— Your instructions —
Reproduce, word for word, the part of the discussion below about marking private methods unsafe that opens with the words containing "I guess it depends" and closes with "on the matter.".

>> Start Passage provided

As long as nothing holds a reference to the EncodingContext we create here when that method is running, this is safe.

I know it would be annoying to mark this function as unsafe, but you are placing conditions on when this function can safely be called, which implies that this function should be unsafe, and the safety should be ensured at call sites for this function.

Or am I understanding this wrongly?

I know it would be annoying to mark this function as unsafe, but you are placing conditions on when this function can safely be called, which implies that this function should be unsafe, and the safety should be ensured at call sites for this function.

Or am I understanding this wrongly?

You're understanding it correctly. However, this is a private method and essentially every private method in this type has safety constraints. Do you think they should all be unsafe given that they're not accessible?

I guess it depends on how "correct" we want things to be. Is it going to be easier to understand and maintain this later if we mark them as unsafe? I will defer to your judgment on the matter.

>> End Passage provided
>> Start Recorded information

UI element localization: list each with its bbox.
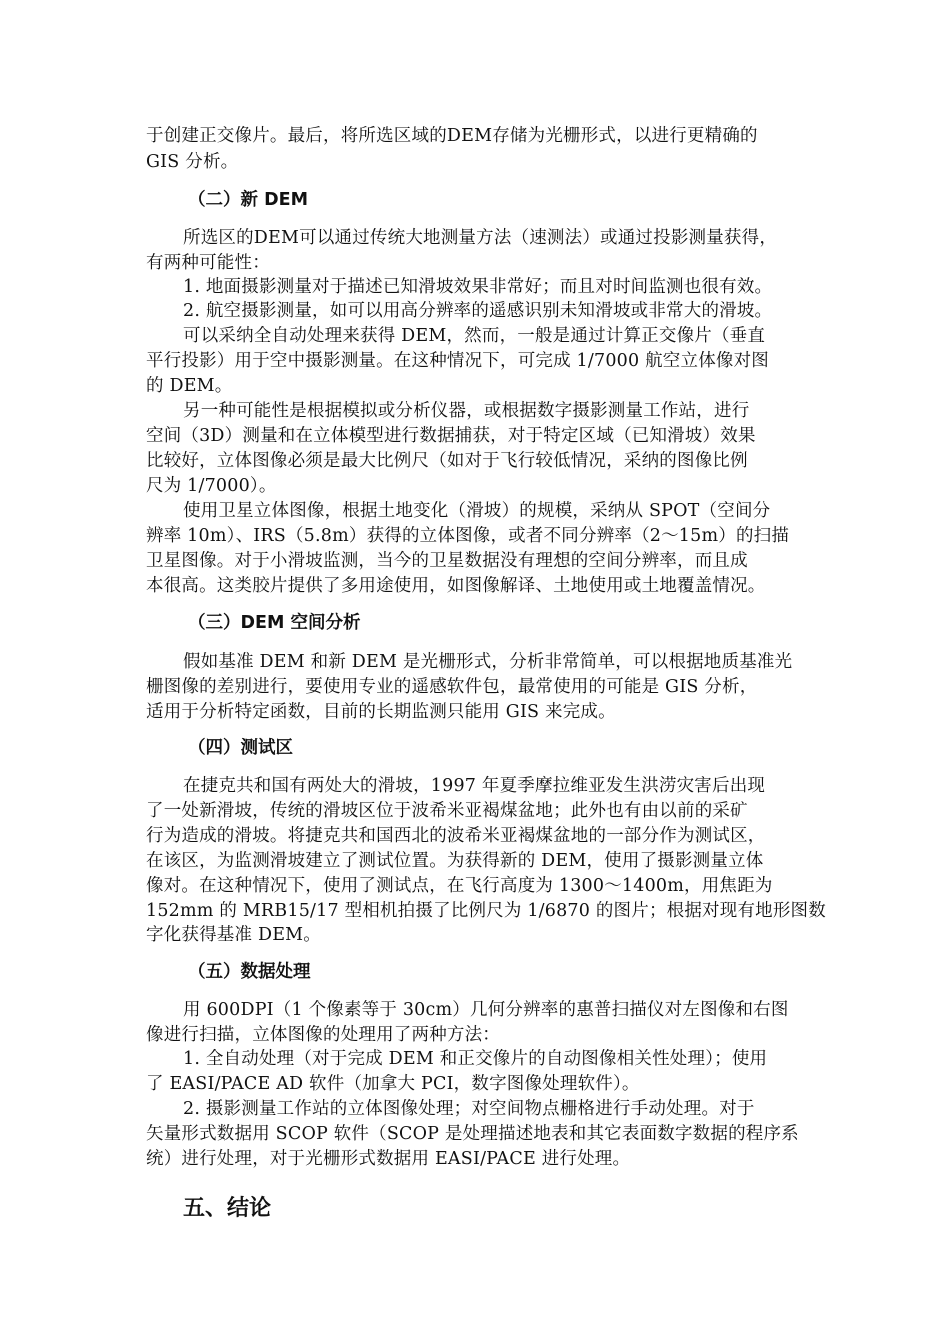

>> End Recorded information

— Solution to the exercise —
I guess it depends on how "correct" we want things to be. Is it going to be easier to understand and maintain this later if we mark them as unsafe? I will defer to your judgment on the matter.